_GOAL_
Report how many lines hold the word "marker"; answer with the number alone.

_Chart and figure data_
== == ==
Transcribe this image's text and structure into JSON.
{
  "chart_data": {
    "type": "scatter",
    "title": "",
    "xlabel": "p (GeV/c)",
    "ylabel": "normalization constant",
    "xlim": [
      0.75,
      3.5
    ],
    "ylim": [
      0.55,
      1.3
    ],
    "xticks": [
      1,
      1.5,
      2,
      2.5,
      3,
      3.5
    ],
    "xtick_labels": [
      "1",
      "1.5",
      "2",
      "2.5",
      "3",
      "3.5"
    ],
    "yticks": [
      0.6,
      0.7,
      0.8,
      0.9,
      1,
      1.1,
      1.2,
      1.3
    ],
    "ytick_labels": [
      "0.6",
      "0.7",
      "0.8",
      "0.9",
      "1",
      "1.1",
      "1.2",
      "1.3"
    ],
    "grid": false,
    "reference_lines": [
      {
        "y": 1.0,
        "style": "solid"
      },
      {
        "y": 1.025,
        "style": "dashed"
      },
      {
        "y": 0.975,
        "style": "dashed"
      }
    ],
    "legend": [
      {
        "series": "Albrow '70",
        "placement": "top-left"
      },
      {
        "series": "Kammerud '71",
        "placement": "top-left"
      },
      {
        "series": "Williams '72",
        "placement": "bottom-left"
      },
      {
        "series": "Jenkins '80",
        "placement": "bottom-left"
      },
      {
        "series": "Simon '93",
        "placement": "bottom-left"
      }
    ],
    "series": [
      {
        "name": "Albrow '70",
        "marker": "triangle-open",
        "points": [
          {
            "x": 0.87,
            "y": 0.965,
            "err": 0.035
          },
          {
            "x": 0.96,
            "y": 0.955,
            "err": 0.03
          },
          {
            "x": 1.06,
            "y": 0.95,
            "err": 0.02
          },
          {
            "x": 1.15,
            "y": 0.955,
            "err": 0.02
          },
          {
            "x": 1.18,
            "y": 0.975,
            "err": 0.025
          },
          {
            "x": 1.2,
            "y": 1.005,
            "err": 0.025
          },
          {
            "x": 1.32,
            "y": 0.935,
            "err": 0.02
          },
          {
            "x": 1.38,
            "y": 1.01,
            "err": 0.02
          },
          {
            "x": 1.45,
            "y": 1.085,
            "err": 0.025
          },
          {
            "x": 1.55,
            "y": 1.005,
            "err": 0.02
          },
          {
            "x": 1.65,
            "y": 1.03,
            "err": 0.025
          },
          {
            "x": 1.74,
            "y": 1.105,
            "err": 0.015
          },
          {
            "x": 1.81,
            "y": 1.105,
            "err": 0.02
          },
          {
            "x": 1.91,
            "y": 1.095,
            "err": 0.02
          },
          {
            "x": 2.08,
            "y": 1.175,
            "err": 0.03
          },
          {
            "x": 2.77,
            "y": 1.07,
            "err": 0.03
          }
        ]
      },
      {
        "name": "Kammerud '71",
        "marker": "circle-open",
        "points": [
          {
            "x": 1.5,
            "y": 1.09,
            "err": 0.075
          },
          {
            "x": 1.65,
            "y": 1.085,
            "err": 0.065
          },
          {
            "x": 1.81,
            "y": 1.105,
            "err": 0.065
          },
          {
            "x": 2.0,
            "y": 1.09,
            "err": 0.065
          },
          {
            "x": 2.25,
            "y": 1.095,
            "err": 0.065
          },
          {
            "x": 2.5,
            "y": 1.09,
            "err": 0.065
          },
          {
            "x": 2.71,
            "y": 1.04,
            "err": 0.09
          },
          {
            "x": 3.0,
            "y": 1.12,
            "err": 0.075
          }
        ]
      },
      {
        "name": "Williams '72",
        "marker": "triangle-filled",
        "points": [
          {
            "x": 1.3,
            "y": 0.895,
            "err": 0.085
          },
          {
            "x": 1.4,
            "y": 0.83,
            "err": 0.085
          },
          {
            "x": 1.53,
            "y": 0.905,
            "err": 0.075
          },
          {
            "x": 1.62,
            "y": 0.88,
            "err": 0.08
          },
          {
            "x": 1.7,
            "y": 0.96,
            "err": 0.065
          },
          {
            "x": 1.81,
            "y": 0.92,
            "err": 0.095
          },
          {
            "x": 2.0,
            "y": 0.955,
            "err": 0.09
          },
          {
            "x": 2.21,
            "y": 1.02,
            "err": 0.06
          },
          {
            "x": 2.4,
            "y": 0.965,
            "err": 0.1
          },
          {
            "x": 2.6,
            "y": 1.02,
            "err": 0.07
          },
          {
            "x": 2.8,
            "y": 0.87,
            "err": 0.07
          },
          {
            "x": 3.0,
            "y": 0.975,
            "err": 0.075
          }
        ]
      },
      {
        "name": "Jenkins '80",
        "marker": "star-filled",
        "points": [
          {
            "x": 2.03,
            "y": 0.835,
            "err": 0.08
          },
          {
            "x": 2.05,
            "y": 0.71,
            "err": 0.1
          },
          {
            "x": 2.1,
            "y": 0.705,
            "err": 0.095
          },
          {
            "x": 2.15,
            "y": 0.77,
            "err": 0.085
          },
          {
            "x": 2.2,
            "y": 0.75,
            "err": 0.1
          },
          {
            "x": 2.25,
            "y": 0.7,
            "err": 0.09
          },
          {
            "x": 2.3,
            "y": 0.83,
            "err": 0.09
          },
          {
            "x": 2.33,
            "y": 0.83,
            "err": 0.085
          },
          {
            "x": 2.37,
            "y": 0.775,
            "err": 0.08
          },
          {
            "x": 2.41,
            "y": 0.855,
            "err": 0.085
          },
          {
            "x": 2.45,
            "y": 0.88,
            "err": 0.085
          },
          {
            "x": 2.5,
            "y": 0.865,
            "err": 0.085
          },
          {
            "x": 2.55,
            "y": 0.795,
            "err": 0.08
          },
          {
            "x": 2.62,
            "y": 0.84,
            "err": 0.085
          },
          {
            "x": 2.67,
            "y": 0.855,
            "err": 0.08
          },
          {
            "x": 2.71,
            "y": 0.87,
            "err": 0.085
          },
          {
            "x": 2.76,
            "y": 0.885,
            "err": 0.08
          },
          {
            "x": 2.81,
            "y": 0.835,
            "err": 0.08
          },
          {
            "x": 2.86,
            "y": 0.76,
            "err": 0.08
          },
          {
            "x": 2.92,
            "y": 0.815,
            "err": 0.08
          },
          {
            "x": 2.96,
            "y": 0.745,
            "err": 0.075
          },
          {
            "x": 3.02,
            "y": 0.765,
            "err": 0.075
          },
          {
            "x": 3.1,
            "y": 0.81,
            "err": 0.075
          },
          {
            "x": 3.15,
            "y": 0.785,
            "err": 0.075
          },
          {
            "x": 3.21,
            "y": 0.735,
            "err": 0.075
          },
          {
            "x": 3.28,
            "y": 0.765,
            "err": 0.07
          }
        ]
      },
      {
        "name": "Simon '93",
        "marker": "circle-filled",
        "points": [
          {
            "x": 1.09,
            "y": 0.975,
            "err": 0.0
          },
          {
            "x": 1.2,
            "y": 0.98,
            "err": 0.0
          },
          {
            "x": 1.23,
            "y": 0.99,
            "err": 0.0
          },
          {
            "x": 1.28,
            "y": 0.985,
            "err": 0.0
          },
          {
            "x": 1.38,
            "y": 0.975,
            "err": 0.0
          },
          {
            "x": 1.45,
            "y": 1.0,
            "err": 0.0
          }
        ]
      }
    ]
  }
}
== == ==
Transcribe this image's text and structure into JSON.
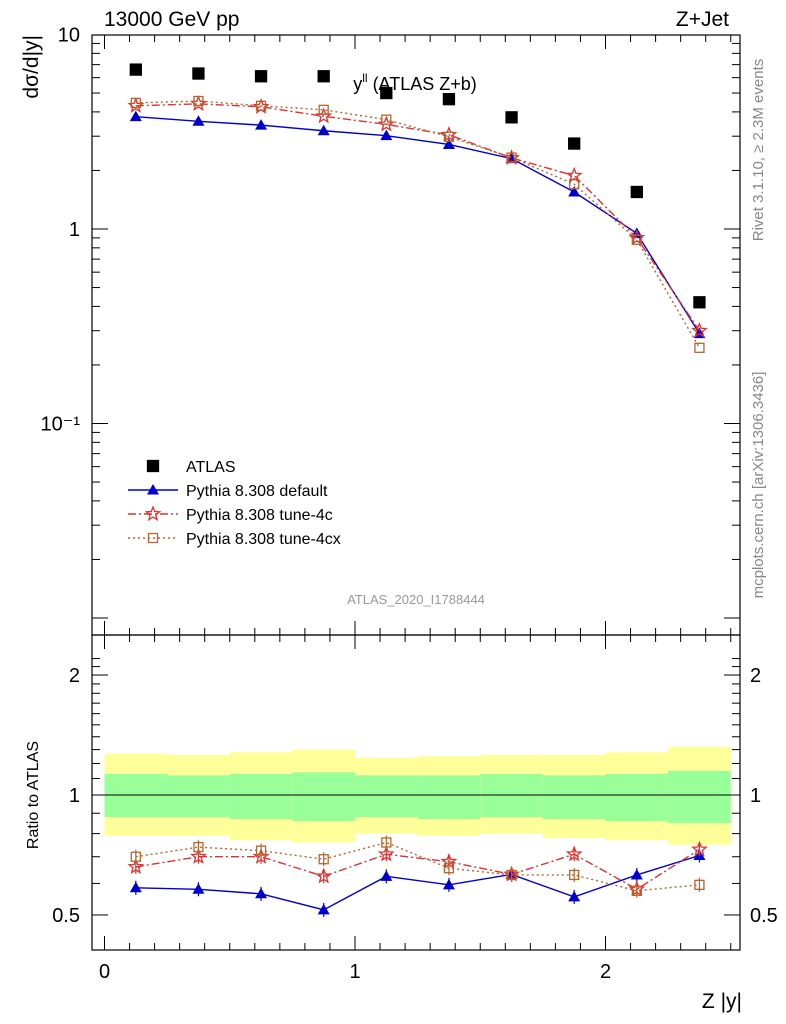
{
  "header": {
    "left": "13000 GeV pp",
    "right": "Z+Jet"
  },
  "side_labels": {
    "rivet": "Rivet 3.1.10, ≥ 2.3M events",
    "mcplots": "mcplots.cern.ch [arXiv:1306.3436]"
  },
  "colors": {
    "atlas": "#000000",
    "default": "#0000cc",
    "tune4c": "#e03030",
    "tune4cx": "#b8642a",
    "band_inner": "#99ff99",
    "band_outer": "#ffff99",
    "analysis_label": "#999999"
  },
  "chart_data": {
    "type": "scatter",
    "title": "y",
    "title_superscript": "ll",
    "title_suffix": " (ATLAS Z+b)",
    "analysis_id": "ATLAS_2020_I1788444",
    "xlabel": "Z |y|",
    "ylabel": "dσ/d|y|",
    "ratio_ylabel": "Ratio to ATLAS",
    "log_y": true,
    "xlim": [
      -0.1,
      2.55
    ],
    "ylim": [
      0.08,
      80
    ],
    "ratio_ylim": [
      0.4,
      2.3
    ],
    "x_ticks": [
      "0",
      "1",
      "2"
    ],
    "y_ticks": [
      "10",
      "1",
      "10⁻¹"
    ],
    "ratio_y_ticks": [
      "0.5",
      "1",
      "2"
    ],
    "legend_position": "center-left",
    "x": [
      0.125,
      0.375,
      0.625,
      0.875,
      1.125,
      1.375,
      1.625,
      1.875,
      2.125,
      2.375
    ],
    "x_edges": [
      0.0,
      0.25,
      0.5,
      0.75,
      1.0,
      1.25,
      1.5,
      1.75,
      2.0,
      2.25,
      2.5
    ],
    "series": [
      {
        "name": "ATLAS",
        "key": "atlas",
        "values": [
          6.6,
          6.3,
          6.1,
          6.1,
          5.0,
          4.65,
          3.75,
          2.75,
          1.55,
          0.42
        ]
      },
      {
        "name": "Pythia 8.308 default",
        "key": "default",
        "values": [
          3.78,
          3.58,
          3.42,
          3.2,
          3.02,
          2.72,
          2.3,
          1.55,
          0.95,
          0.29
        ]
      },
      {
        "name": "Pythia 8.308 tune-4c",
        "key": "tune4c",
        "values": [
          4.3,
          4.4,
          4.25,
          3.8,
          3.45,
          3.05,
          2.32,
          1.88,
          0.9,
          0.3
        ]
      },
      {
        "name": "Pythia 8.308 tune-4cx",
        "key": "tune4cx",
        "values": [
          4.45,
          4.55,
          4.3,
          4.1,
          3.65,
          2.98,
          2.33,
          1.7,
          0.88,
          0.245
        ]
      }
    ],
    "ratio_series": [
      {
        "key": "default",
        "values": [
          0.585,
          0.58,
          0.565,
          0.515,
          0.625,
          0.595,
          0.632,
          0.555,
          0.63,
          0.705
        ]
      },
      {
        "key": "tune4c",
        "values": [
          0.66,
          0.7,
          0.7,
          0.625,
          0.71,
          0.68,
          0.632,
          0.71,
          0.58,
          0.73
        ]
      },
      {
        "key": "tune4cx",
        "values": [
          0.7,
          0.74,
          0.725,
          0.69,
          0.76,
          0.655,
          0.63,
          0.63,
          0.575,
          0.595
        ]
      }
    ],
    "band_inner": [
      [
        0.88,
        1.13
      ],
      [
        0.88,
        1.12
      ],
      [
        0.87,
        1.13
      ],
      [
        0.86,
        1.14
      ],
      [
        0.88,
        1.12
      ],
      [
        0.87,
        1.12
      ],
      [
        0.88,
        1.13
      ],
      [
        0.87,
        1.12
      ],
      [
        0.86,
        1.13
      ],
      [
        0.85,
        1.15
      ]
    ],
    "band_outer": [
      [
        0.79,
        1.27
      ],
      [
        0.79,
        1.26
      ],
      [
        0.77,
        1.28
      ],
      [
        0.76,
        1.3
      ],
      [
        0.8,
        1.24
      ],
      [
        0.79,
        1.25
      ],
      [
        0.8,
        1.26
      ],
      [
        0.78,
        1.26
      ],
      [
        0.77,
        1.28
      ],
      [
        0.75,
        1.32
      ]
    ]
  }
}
== == ==
_WORKED ANSWER_
5